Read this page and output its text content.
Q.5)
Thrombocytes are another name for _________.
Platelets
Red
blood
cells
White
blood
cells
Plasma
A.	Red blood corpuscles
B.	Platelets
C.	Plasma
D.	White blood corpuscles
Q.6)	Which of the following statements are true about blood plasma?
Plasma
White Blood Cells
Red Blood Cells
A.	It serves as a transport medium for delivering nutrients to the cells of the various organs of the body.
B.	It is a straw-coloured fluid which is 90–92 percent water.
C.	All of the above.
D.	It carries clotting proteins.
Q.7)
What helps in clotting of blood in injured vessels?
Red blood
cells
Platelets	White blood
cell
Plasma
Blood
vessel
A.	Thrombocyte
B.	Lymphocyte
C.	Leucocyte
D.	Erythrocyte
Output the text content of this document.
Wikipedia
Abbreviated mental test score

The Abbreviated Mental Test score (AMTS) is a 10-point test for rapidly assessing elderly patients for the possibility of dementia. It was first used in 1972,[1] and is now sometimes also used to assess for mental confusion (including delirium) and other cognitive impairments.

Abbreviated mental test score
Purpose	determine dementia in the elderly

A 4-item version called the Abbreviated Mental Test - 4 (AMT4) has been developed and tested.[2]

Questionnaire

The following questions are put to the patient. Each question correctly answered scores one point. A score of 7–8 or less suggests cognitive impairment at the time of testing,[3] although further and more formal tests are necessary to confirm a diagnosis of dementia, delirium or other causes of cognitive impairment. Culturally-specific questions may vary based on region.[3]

* * * * * * *

**Description of the task**
Starting at the top of the records, copy every line exactly.

**Problem solution**
Read this page and output its text content.
Q.5)
Thrombocytes are another name for _________.
Platelets
Red
blood
cells
White
blood
cells
Plasma
A.	Red blood corpuscles
B.	Platelets
C.	Plasma
D.	White blood corpuscles
Q.6)	Which of the following statements are true about blood plasma?
Plasma
White Blood Cells
Red Blood Cells
A.	It serves as a transport medium for delivering nutrients to the cells of the various organs of the body.
B.	It is a straw-coloured fluid which is 90–92 percent water.
C.	All of the above.
D.	It carries clotting proteins.
Q.7)
What helps in clotting of blood in injured vessels?
Red blood
cells
Platelets	White blood
cell
Plasma
Blood
vessel
A.	Thrombocyte
B.	Lymphocyte
C.	Leucocyte
D.	Erythrocyte
Output the text content of this document.
Wikipedia
Abbreviated mental test score

The Abbreviated Mental Test score (AMTS) is a 10-point test for rapidly assessing elderly patients for the possibility of dementia. It was first used in 1972,[1] and is now sometimes also used to assess for mental confusion (including delirium) and other cognitive impairments.

Abbreviated mental test score
Purpose	determine dementia in the elderly

A 4-item version called the Abbreviated Mental Test - 4 (AMT4) has been developed and tested.[2]

Questionnaire

The following questions are put to the patient. Each question correctly answered scores one point. A score of 7–8 or less suggests cognitive impairment at the time of testing,[3] although further and more formal tests are necessary to confirm a diagnosis of dementia, delirium or other causes of cognitive impairment. Culturally-specific questions may vary based on region.[3]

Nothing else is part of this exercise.